═══ Data ═══

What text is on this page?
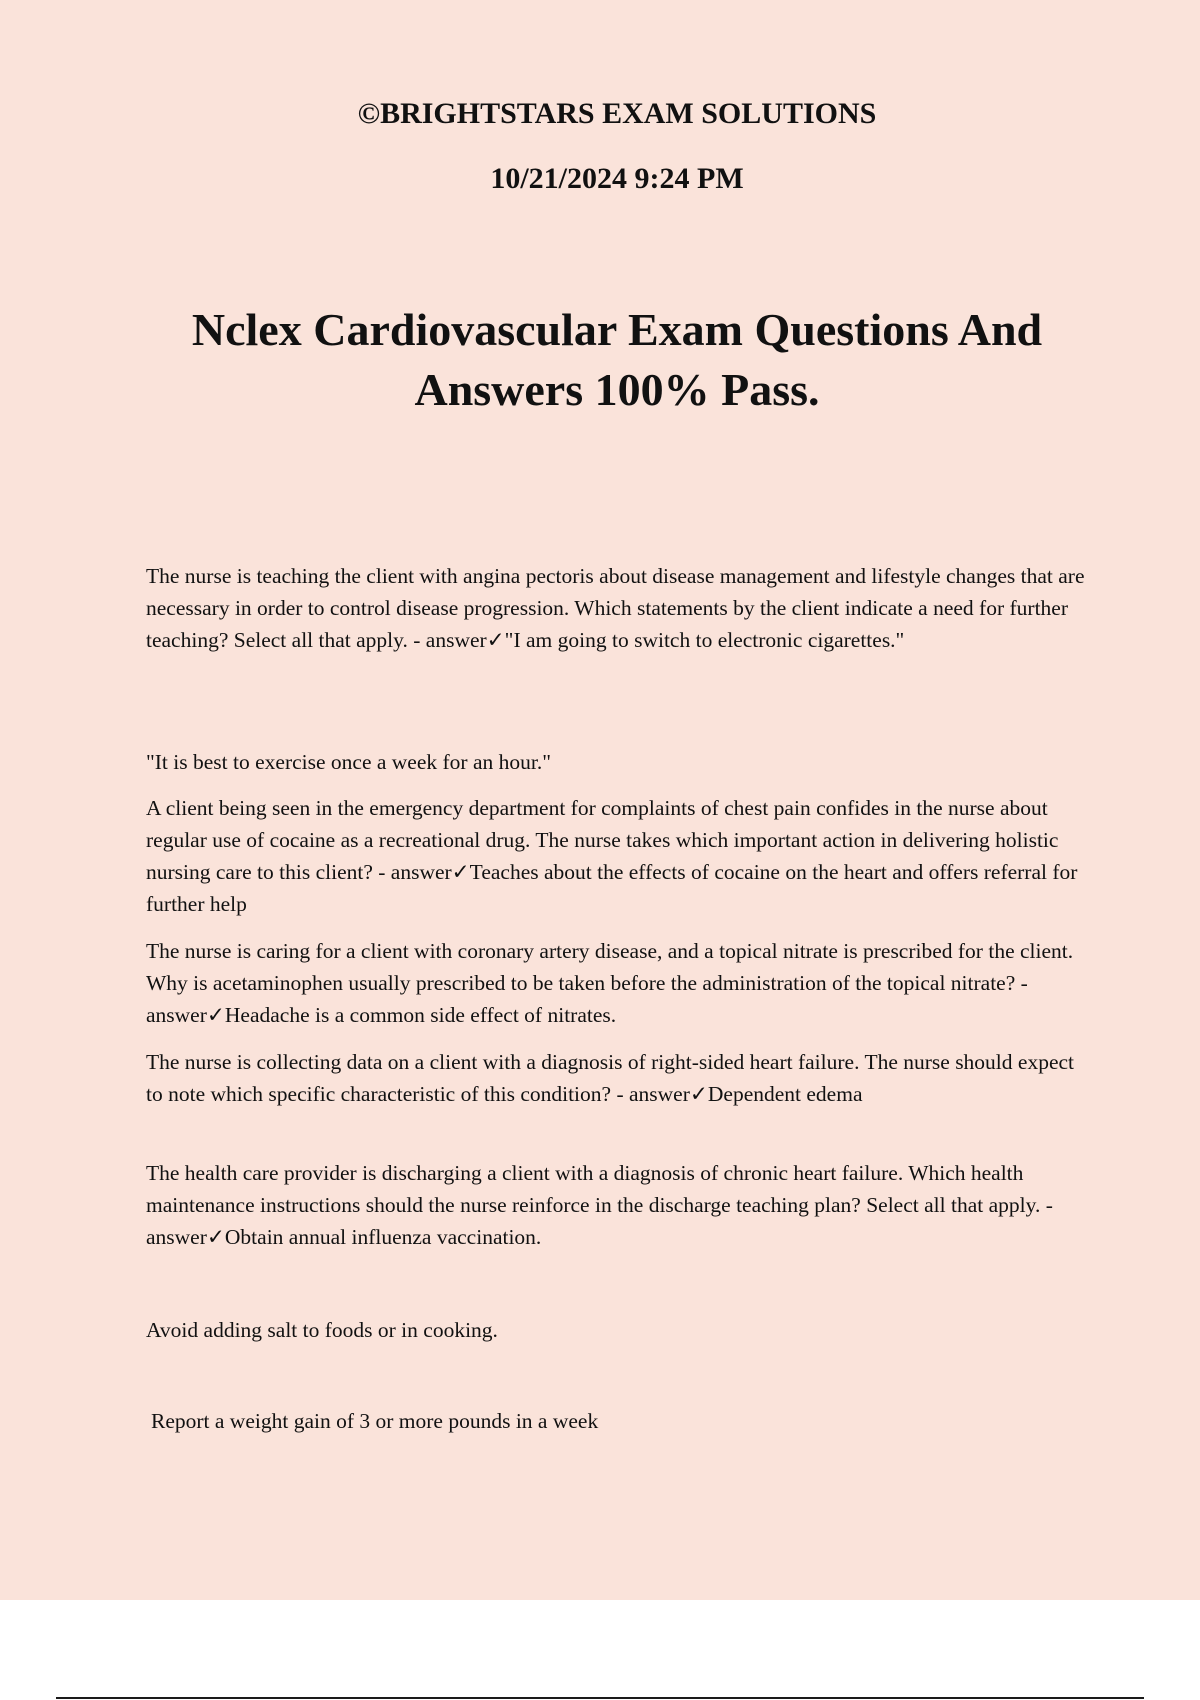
©BRIGHTSTARS EXAM SOLUTIONS
10/21/2024 9:24 PM
Nclex Cardiovascular Exam Questions And
Answers 100% Pass.

The nurse is teaching the client with angina pectoris about disease management and lifestyle changes that are necessary in order to control disease progression. Which statements by the client indicate a need for further teaching? Select all that apply. - answer✓"I am going to switch to electronic cigarettes."

"It is best to exercise once a week for an hour."

A client being seen in the emergency department for complaints of chest pain confides in the nurse about regular use of cocaine as a recreational drug. The nurse takes which important action in delivering holistic nursing care to this client? - answer✓Teaches about the effects of cocaine on the heart and offers referral for further help

The nurse is caring for a client with coronary artery disease, and a topical nitrate is prescribed for the client. Why is acetaminophen usually prescribed to be taken before the administration of the topical nitrate? - answer✓Headache is a common side effect of nitrates.

The nurse is collecting data on a client with a diagnosis of right-sided heart failure. The nurse should expect to note which specific characteristic of this condition? - answer✓Dependent edema

The health care provider is discharging a client with a diagnosis of chronic heart failure. Which health maintenance instructions should the nurse reinforce in the discharge teaching plan? Select all that apply. - answer✓Obtain annual influenza vaccination.

Avoid adding salt to foods or in cooking.

Report a weight gain of 3 or more pounds in a week
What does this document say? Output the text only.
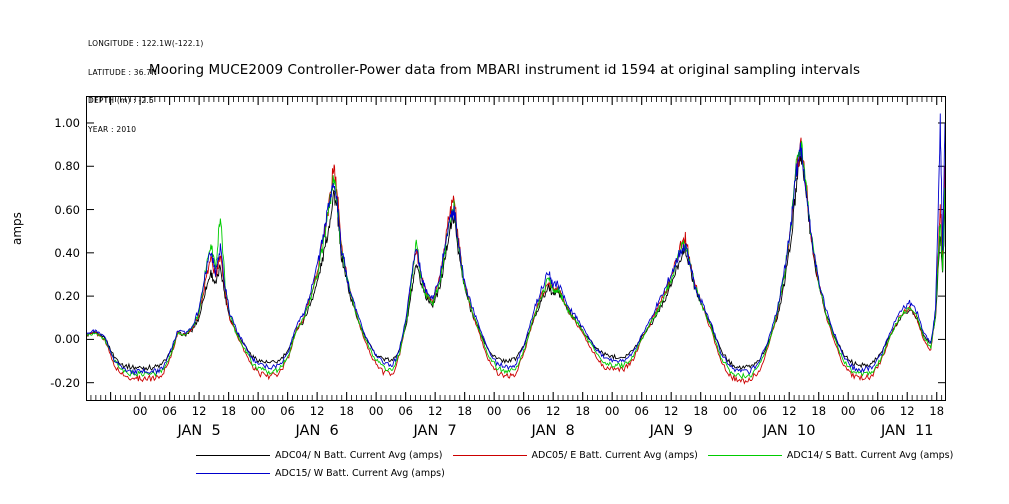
LONGITUDE : 122.1W(-122.1)

LATITUDE : 36.7N

DEPTH (m) : -2.5

YEAR : 2010

Mooring MUCE2009 Controller-Power data from MBARI instrument id 1594 at original sampling intervals
amps
-0.20
0.00
0.20
0.40
0.60
0.80
1.00
00 06 12 18 00 06 12 18 00 06 12 18 00 06 12 18 00 06 12 18 00 06 12 18 00 06 12 18
JAN  5	JAN  6	JAN  7	JAN  8	JAN  9	JAN  10	JAN  11
ADC04/ N Batt. Current Avg (amps)	ADC05/ E Batt. Current Avg (amps)	ADC14/ S Batt. Current Avg (amps)
ADC15/ W Batt. Current Avg (amps)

═══

Filter out every line that lacks the word "What", and copy the rest.

What text is on this page?
What does this document say? Output the text only.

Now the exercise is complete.